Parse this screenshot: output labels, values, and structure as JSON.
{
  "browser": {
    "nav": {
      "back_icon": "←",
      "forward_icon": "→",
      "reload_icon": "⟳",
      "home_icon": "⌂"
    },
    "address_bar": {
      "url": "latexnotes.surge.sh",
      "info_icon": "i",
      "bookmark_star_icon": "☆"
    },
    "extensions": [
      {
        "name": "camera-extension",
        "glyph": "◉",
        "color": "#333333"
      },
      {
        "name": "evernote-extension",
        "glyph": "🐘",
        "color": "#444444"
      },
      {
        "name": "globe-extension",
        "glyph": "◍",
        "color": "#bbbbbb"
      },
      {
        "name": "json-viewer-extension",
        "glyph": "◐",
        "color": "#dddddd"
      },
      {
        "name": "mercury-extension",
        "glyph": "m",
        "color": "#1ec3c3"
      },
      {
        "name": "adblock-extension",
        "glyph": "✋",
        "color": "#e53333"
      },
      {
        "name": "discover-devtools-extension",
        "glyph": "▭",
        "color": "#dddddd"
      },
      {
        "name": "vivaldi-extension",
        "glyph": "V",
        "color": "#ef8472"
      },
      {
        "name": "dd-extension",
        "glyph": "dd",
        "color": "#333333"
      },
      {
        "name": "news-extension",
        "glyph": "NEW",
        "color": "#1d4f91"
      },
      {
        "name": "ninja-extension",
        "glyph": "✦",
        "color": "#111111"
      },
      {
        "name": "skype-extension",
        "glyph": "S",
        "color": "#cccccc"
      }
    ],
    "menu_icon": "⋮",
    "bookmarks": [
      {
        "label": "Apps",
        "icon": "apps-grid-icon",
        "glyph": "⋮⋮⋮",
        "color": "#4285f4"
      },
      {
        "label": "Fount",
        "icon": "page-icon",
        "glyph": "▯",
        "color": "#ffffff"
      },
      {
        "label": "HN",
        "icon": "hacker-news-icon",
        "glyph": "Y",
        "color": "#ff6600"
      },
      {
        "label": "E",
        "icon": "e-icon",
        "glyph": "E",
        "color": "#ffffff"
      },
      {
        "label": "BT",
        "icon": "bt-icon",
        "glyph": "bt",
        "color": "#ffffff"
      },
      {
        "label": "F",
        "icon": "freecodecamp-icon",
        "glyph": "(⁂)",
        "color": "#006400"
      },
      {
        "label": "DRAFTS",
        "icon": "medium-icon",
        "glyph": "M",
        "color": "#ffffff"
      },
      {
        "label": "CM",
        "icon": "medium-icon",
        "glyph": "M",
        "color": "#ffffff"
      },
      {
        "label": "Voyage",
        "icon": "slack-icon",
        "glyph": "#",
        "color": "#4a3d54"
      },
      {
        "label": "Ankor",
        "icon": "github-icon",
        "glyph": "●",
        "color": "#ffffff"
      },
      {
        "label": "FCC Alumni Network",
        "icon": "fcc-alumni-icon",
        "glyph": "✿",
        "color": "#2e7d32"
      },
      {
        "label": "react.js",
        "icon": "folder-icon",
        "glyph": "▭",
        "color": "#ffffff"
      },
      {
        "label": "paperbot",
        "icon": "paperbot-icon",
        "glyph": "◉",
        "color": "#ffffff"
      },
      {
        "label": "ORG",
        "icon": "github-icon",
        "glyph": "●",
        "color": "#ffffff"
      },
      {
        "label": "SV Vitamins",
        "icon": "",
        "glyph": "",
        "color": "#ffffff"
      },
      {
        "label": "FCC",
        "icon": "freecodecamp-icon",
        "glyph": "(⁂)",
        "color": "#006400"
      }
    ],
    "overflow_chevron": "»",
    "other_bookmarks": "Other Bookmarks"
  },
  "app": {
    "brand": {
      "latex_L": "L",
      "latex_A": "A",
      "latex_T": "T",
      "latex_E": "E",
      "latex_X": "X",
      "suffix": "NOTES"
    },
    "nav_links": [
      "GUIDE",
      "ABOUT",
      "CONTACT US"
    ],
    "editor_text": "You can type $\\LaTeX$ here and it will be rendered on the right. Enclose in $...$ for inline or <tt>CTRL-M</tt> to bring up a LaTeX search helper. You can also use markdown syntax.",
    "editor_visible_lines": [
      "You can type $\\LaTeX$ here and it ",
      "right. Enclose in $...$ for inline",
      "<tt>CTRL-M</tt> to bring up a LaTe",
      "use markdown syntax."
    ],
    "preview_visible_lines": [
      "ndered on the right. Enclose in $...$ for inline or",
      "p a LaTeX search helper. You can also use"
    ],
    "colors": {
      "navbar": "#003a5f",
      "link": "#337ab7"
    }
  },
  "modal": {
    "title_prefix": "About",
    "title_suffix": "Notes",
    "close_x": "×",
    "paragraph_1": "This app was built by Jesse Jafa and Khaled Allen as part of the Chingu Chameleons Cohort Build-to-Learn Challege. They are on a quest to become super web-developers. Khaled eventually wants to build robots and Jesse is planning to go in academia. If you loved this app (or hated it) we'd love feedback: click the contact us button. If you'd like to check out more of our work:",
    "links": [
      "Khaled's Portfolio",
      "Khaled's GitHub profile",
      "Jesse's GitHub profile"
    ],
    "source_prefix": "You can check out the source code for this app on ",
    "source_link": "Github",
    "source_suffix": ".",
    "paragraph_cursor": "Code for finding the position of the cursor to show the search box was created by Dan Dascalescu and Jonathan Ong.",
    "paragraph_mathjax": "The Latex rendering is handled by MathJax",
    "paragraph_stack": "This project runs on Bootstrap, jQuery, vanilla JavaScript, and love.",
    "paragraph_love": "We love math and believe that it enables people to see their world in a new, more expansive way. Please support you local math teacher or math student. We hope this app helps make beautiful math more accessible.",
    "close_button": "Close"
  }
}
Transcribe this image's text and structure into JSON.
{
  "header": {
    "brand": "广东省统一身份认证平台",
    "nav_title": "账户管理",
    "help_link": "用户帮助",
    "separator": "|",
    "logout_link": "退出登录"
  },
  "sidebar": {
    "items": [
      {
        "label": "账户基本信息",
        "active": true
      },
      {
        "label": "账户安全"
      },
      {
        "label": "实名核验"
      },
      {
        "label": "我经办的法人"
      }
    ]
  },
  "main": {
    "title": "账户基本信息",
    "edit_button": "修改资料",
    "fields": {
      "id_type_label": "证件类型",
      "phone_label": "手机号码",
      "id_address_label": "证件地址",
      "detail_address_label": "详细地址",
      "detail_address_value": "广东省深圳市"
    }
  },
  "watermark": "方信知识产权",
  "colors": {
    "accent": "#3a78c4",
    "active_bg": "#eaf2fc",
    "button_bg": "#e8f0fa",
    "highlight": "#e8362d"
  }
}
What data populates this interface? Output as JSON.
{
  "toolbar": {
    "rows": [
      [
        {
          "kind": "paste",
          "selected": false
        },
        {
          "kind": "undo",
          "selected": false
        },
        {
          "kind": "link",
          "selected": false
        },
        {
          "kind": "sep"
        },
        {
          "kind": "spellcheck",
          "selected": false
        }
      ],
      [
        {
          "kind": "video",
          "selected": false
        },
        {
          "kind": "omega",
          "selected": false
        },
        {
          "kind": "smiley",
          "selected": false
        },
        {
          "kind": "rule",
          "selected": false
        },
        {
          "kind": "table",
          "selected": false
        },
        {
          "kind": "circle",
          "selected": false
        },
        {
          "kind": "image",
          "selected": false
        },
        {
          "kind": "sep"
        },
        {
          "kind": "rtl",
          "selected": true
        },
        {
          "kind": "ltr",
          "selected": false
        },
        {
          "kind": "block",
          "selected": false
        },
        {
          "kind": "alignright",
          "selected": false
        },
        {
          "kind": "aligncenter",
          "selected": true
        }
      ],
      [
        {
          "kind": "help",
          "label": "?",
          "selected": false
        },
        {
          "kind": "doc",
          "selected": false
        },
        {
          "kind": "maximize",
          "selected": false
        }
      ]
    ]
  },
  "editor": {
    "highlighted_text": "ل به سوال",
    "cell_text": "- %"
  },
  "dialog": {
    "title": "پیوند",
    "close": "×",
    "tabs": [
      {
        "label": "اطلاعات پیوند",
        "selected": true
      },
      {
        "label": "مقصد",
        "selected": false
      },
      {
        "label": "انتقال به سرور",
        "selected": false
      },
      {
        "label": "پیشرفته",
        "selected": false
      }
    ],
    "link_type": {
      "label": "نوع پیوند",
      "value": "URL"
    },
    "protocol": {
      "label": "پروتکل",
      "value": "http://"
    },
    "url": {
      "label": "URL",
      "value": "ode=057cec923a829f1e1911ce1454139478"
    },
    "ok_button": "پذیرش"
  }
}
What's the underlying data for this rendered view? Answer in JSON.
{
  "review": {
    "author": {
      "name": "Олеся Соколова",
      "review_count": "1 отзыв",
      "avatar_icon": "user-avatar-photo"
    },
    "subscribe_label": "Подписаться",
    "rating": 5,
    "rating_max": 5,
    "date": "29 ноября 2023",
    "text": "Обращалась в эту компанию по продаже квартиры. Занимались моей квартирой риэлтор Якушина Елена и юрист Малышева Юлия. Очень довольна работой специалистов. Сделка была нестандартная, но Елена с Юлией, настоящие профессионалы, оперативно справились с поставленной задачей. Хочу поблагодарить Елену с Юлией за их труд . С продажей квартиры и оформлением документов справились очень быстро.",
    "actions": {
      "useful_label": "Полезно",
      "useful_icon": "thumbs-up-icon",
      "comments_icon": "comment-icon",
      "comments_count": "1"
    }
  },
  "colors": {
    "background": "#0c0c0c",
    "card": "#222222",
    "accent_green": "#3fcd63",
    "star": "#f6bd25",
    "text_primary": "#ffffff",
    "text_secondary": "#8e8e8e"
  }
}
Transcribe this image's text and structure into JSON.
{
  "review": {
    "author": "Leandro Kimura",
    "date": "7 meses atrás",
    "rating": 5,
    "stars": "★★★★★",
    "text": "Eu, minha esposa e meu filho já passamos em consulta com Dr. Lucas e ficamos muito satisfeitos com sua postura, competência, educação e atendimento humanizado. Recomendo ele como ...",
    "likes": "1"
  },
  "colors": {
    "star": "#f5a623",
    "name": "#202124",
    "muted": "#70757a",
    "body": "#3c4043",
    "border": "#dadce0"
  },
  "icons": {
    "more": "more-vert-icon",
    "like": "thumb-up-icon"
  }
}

■ **Work instructions**: Output an exact copy of the lines beginning at the one that holds "What's the underlying" and running through the final line of the records.

■ **Exercise output**:
What's the underlying data for this rendered view? Answer in JSON.
{
  "review": {
    "author": {
      "name": "Олеся Соколова",
      "review_count": "1 отзыв",
      "avatar_icon": "user-avatar-photo"
    },
    "subscribe_label": "Подписаться",
    "rating": 5,
    "rating_max": 5,
    "date": "29 ноября 2023",
    "text": "Обращалась в эту компанию по продаже квартиры. Занимались моей квартирой риэлтор Якушина Елена и юрист Малышева Юлия. Очень довольна работой специалистов. Сделка была нестандартная, но Елена с Юлией, настоящие профессионалы, оперативно справились с поставленной задачей. Хочу поблагодарить Елену с Юлией за их труд . С продажей квартиры и оформлением документов справились очень быстро.",
    "actions": {
      "useful_label": "Полезно",
      "useful_icon": "thumbs-up-icon",
      "comments_icon": "comment-icon",
      "comments_count": "1"
    }
  },
  "colors": {
    "background": "#0c0c0c",
    "card": "#222222",
    "accent_green": "#3fcd63",
    "star": "#f6bd25",
    "text_primary": "#ffffff",
    "text_secondary": "#8e8e8e"
  }
}
Transcribe this image's text and structure into JSON.
{
  "review": {
    "author": "Leandro Kimura",
    "date": "7 meses atrás",
    "rating": 5,
    "stars": "★★★★★",
    "text": "Eu, minha esposa e meu filho já passamos em consulta com Dr. Lucas e ficamos muito satisfeitos com sua postura, competência, educação e atendimento humanizado. Recomendo ele como ...",
    "likes": "1"
  },
  "colors": {
    "star": "#f5a623",
    "name": "#202124",
    "muted": "#70757a",
    "body": "#3c4043",
    "border": "#dadce0"
  },
  "icons": {
    "more": "more-vert-icon",
    "like": "thumb-up-icon"
  }
}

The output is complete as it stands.